• **CHALLENGE**: Pull every line holding the string "Средства" from the records below.

(Saved entries)
⟨

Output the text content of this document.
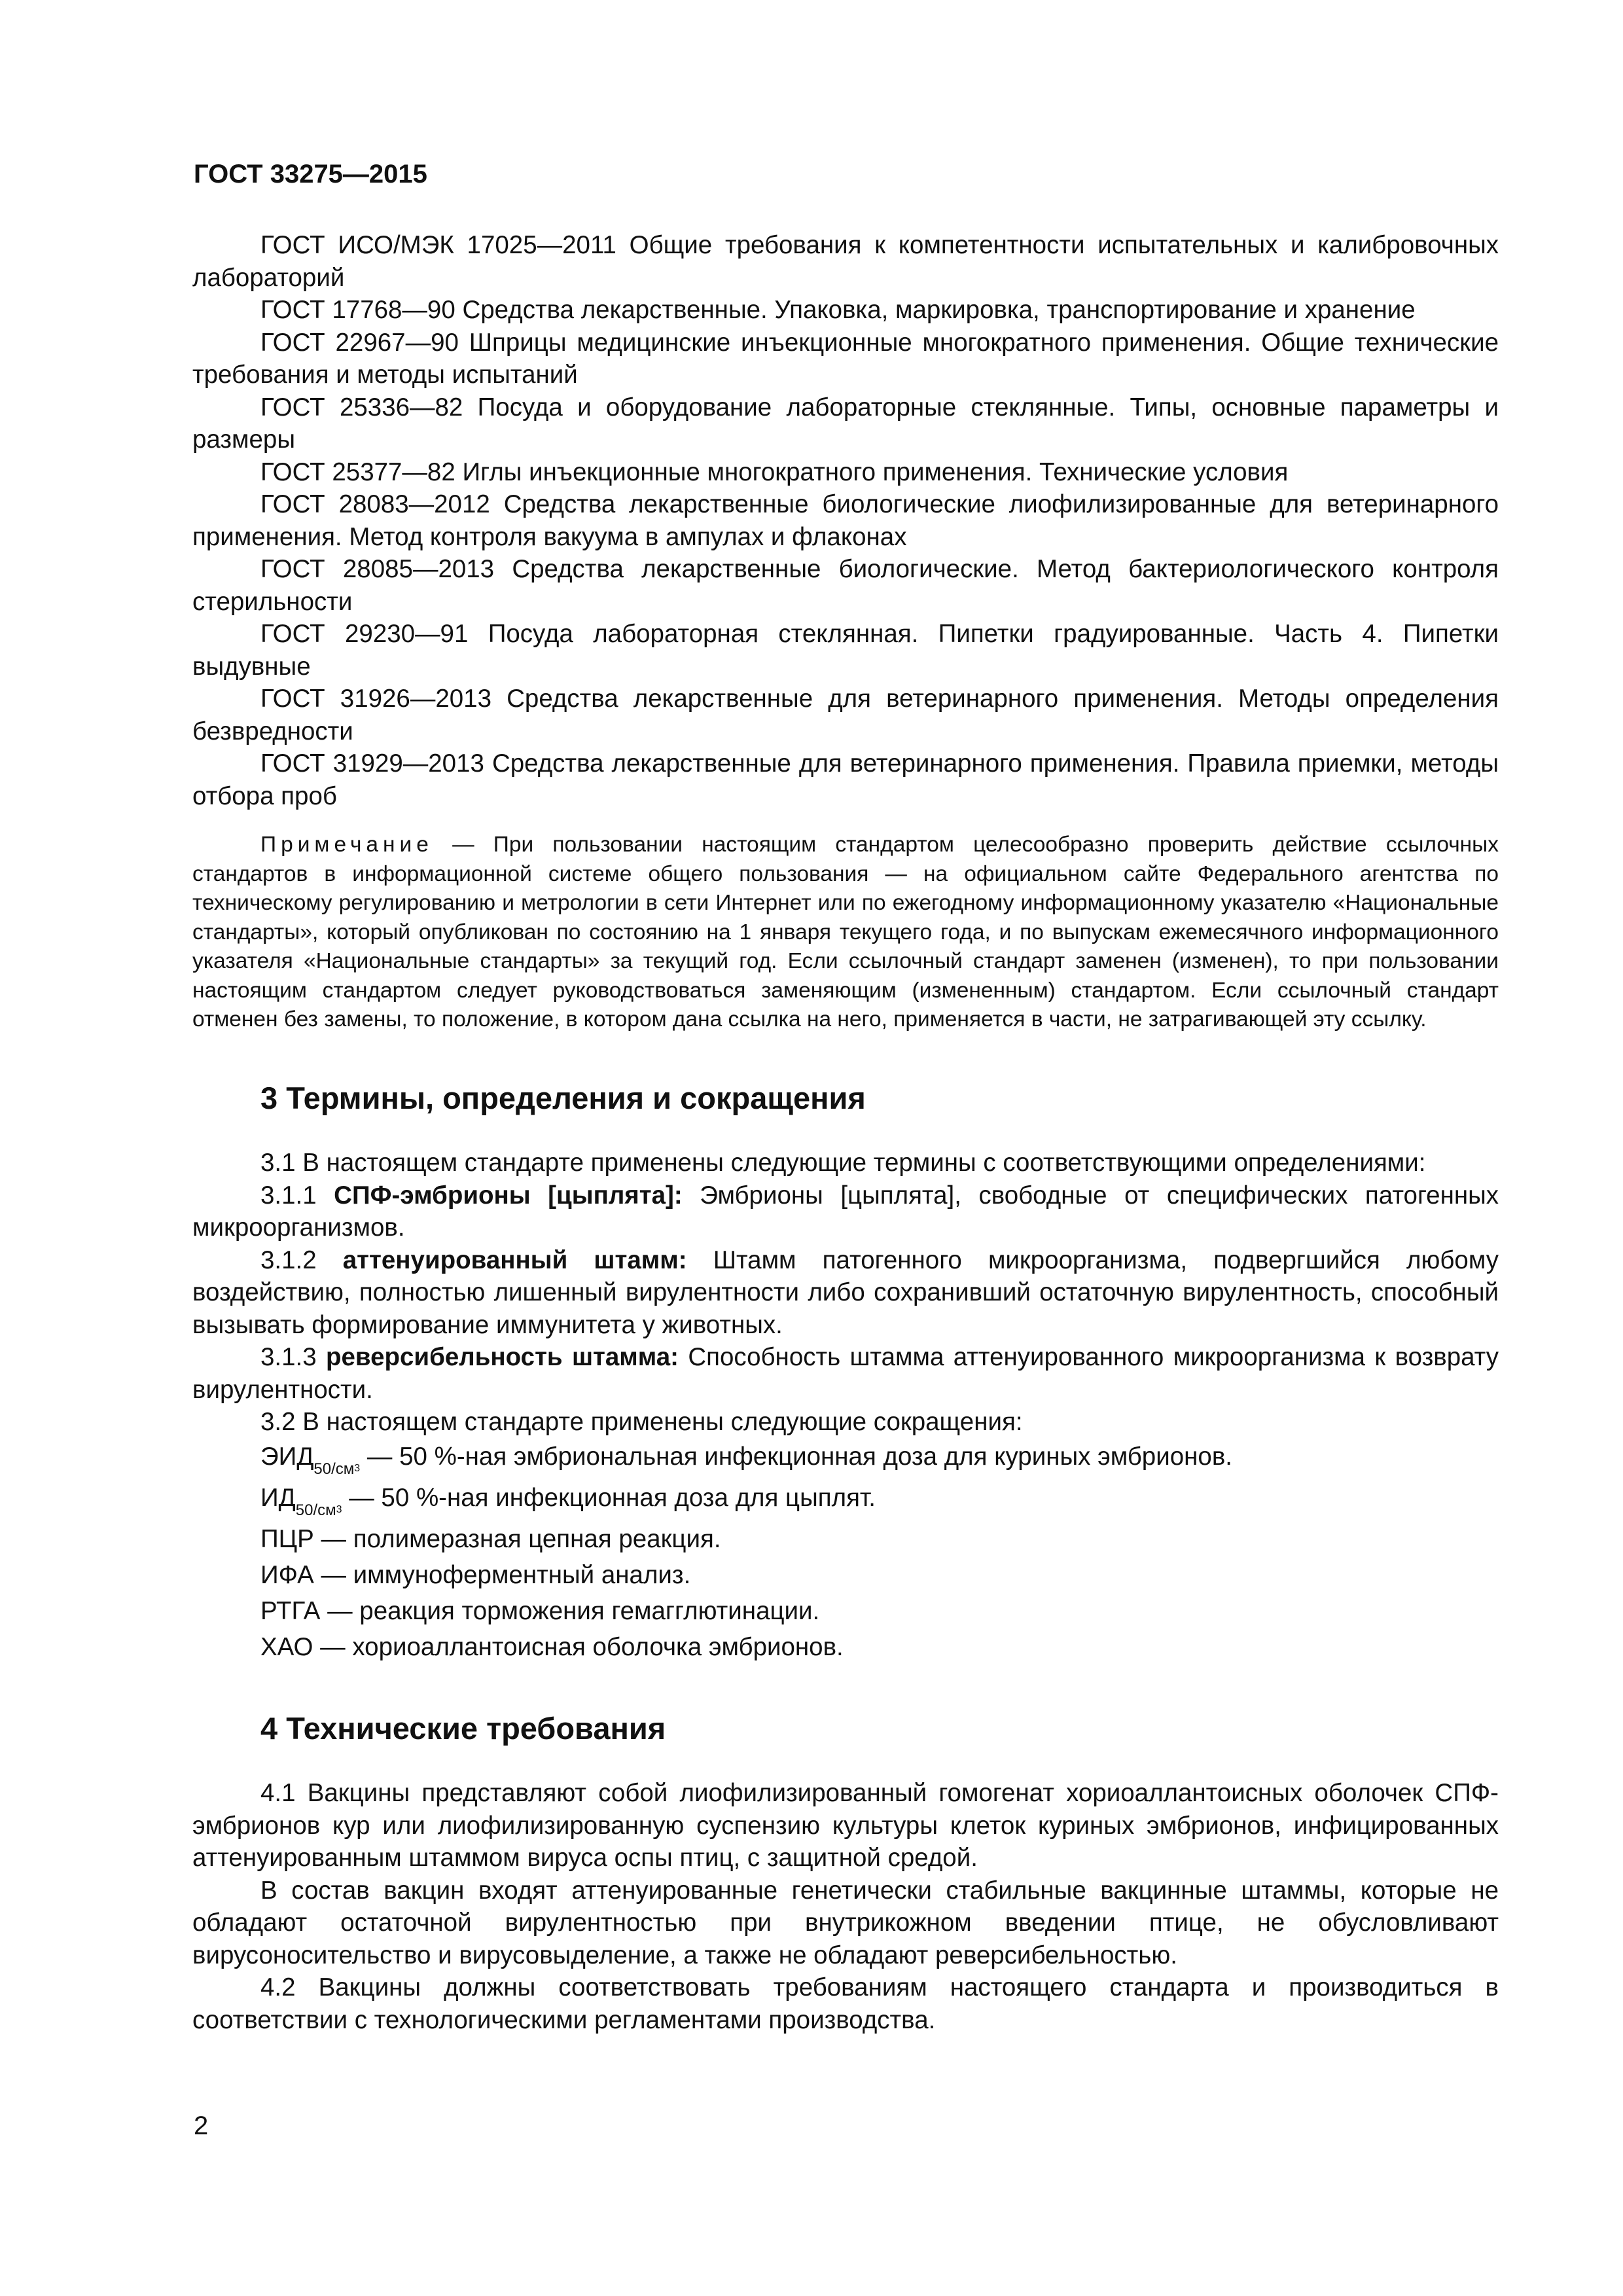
ГОСТ 33275—2015

ГОСТ ИСО/МЭК 17025—2011 Общие требования к компетентности испытательных и калибровочных лабораторий

ГОСТ 17768—90 Средства лекарственные. Упаковка, маркировка, транспортирование и хранение

ГОСТ 22967—90 Шприцы медицинские инъекционные многократного применения. Общие технические требования и методы испытаний

ГОСТ 25336—82 Посуда и оборудование лабораторные стеклянные. Типы, основные параметры и размеры

ГОСТ 25377—82 Иглы инъекционные многократного применения. Технические условия

ГОСТ 28083—2012 Средства лекарственные биологические лиофилизированные для ветеринарного применения. Метод контроля вакуума в ампулах и флаконах

ГОСТ 28085—2013 Средства лекарственные биологические. Метод бактериологического контроля стерильности

ГОСТ 29230—91 Посуда лабораторная стеклянная. Пипетки градуированные. Часть 4. Пипетки выдувные

ГОСТ 31926—2013 Средства лекарственные для ветеринарного применения. Методы определения безвредности

ГОСТ 31929—2013 Средства лекарственные для ветеринарного применения. Правила приемки, методы отбора проб

Примечание — При пользовании настоящим стандартом целесообразно проверить действие ссылочных стандартов в информационной системе общего пользования — на официальном сайте Федерального агентства по техническому регулированию и метрологии в сети Интернет или по ежегодному информационному указателю «Национальные стандарты», который опубликован по состоянию на 1 января текущего года, и по выпускам ежемесячного информационного указателя «Национальные стандарты» за текущий год. Если ссылочный стандарт заменен (изменен), то при пользовании настоящим стандартом следует руководствоваться заменяющим (измененным) стандартом. Если ссылочный стандарт отменен без замены, то положение, в котором дана ссылка на него, применяется в части, не затрагивающей эту ссылку.

3 Термины, определения и сокращения

3.1 В настоящем стандарте применены следующие термины с соответствующими определениями:

3.1.1 СПФ-эмбрионы [цыплята]: Эмбрионы [цыплята], свободные от специфических патогенных микроорганизмов.

3.1.2 аттенуированный штамм: Штамм патогенного микроорганизма, подвергшийся любому воздействию, полностью лишенный вирулентности либо сохранивший остаточную вирулентность, способный вызывать формирование иммунитета у животных.

3.1.3 реверсибельность штамма: Способность штамма аттенуированного микроорганизма к возврату вирулентности.

3.2 В настоящем стандарте применены следующие сокращения:

$ЭИД_{50/см3}$ — 50 %-ная эмбриональная инфекционная доза для куриных эмбрионов.

$ИД_{50/см3}$ — 50 %-ная инфекционная доза для цыплят.

ПЦР — полимеразная цепная реакция.

ИФА — иммуноферментный анализ.

РТГА — реакция торможения гемагглютинации.

ХАО — хориоаллантоисная оболочка эмбрионов.

4 Технические требования

4.1 Вакцины представляют собой лиофилизированный гомогенат хориоаллантоисных оболочек СПФ-эмбрионов кур или лиофилизированную суспензию культуры клеток куриных эмбрионов, инфицированных аттенуированным штаммом вируса оспы птиц, с защитной средой.

В состав вакцин входят аттенуированные генетически стабильные вакцинные штаммы, которые не обладают остаточной вирулентностью при внутрикожном введении птице, не обусловливают вирусоносительство и вирусовыделение, а также не обладают реверсибельностью.

4.2 Вакцины должны соответствовать требованиям настоящего стандарта и производиться в соответствии с технологическими регламентами производства.

2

⟩

• **SOLUTION TO THE EXERCISE**:
ГОСТ 17768—90 Средства лекарственные. Упаковка, маркировка, транспортирование и хранение
ГОСТ 28083—2012 Средства лекарственные биологические лиофилизированные для ветеринарного применения. Метод контроля вакуума в ампулах и флаконах
ГОСТ 28085—2013 Средства лекарственные биологические. Метод бактериологического контроля стерильности
ГОСТ 31926—2013 Средства лекарственные для ветеринарного применения. Методы определения безвредности
ГОСТ 31929—2013 Средства лекарственные для ветеринарного применения. Правила приемки, методы отбора проб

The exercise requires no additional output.